* Task statement
Print, exactly and completely, every entry in the data.

Collected data entries:

↓

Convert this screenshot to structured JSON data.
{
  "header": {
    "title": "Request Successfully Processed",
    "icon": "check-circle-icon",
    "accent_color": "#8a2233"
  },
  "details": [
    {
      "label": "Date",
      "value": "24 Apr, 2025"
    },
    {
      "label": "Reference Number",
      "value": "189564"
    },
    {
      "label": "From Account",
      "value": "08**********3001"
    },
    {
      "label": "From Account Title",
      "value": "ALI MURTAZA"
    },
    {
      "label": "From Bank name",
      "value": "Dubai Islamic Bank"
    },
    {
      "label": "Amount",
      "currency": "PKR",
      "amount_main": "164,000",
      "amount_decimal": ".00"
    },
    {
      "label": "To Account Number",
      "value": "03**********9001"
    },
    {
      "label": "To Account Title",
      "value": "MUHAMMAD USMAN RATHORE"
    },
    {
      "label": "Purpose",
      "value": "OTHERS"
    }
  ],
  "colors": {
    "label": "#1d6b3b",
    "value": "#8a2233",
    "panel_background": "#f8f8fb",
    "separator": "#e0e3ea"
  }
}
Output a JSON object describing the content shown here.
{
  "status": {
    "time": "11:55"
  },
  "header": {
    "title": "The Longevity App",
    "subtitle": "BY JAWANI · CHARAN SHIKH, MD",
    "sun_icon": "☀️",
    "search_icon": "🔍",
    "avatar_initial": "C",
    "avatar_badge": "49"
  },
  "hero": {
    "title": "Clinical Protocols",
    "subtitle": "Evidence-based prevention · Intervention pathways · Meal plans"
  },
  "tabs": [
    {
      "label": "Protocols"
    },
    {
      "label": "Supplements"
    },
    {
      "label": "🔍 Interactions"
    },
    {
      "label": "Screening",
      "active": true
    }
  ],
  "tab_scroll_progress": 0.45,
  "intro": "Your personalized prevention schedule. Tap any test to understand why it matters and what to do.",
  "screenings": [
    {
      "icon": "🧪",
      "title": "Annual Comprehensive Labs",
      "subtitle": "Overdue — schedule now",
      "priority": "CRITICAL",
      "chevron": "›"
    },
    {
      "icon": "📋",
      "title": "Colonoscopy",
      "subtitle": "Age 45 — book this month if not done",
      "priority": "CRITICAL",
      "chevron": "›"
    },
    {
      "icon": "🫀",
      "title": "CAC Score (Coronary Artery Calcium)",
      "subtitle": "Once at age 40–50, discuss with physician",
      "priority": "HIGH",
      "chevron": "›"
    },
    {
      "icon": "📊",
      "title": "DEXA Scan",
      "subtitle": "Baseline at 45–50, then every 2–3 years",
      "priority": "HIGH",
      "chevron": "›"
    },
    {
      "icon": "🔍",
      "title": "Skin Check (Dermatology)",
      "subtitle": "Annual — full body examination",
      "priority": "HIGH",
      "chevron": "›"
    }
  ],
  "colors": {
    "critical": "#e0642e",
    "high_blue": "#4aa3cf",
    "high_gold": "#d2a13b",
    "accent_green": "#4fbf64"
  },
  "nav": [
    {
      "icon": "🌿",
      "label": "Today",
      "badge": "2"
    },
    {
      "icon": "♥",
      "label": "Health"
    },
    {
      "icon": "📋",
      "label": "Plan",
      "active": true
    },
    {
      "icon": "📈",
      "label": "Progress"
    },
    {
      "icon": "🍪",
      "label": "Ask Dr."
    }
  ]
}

↑

* Answer to the exercise
Convert this screenshot to structured JSON data.
{
  "header": {
    "title": "Request Successfully Processed",
    "icon": "check-circle-icon",
    "accent_color": "#8a2233"
  },
  "details": [
    {
      "label": "Date",
      "value": "24 Apr, 2025"
    },
    {
      "label": "Reference Number",
      "value": "189564"
    },
    {
      "label": "From Account",
      "value": "08**********3001"
    },
    {
      "label": "From Account Title",
      "value": "ALI MURTAZA"
    },
    {
      "label": "From Bank name",
      "value": "Dubai Islamic Bank"
    },
    {
      "label": "Amount",
      "currency": "PKR",
      "amount_main": "164,000",
      "amount_decimal": ".00"
    },
    {
      "label": "To Account Number",
      "value": "03**********9001"
    },
    {
      "label": "To Account Title",
      "value": "MUHAMMAD USMAN RATHORE"
    },
    {
      "label": "Purpose",
      "value": "OTHERS"
    }
  ],
  "colors": {
    "label": "#1d6b3b",
    "value": "#8a2233",
    "panel_background": "#f8f8fb",
    "separator": "#e0e3ea"
  }
}
Output a JSON object describing the content shown here.
{
  "status": {
    "time": "11:55"
  },
  "header": {
    "title": "The Longevity App",
    "subtitle": "BY JAWANI · CHARAN SHIKH, MD",
    "sun_icon": "☀️",
    "search_icon": "🔍",
    "avatar_initial": "C",
    "avatar_badge": "49"
  },
  "hero": {
    "title": "Clinical Protocols",
    "subtitle": "Evidence-based prevention · Intervention pathways · Meal plans"
  },
  "tabs": [
    {
      "label": "Protocols"
    },
    {
      "label": "Supplements"
    },
    {
      "label": "🔍 Interactions"
    },
    {
      "label": "Screening",
      "active": true
    }
  ],
  "tab_scroll_progress": 0.45,
  "intro": "Your personalized prevention schedule. Tap any test to understand why it matters and what to do.",
  "screenings": [
    {
      "icon": "🧪",
      "title": "Annual Comprehensive Labs",
      "subtitle": "Overdue — schedule now",
      "priority": "CRITICAL",
      "chevron": "›"
    },
    {
      "icon": "📋",
      "title": "Colonoscopy",
      "subtitle": "Age 45 — book this month if not done",
      "priority": "CRITICAL",
      "chevron": "›"
    },
    {
      "icon": "🫀",
      "title": "CAC Score (Coronary Artery Calcium)",
      "subtitle": "Once at age 40–50, discuss with physician",
      "priority": "HIGH",
      "chevron": "›"
    },
    {
      "icon": "📊",
      "title": "DEXA Scan",
      "subtitle": "Baseline at 45–50, then every 2–3 years",
      "priority": "HIGH",
      "chevron": "›"
    },
    {
      "icon": "🔍",
      "title": "Skin Check (Dermatology)",
      "subtitle": "Annual — full body examination",
      "priority": "HIGH",
      "chevron": "›"
    }
  ],
  "colors": {
    "critical": "#e0642e",
    "high_blue": "#4aa3cf",
    "high_gold": "#d2a13b",
    "accent_green": "#4fbf64"
  },
  "nav": [
    {
      "icon": "🌿",
      "label": "Today",
      "badge": "2"
    },
    {
      "icon": "♥",
      "label": "Health"
    },
    {
      "icon": "📋",
      "label": "Plan",
      "active": true
    },
    {
      "icon": "📈",
      "label": "Progress"
    },
    {
      "icon": "🍪",
      "label": "Ask Dr."
    }
  ]
}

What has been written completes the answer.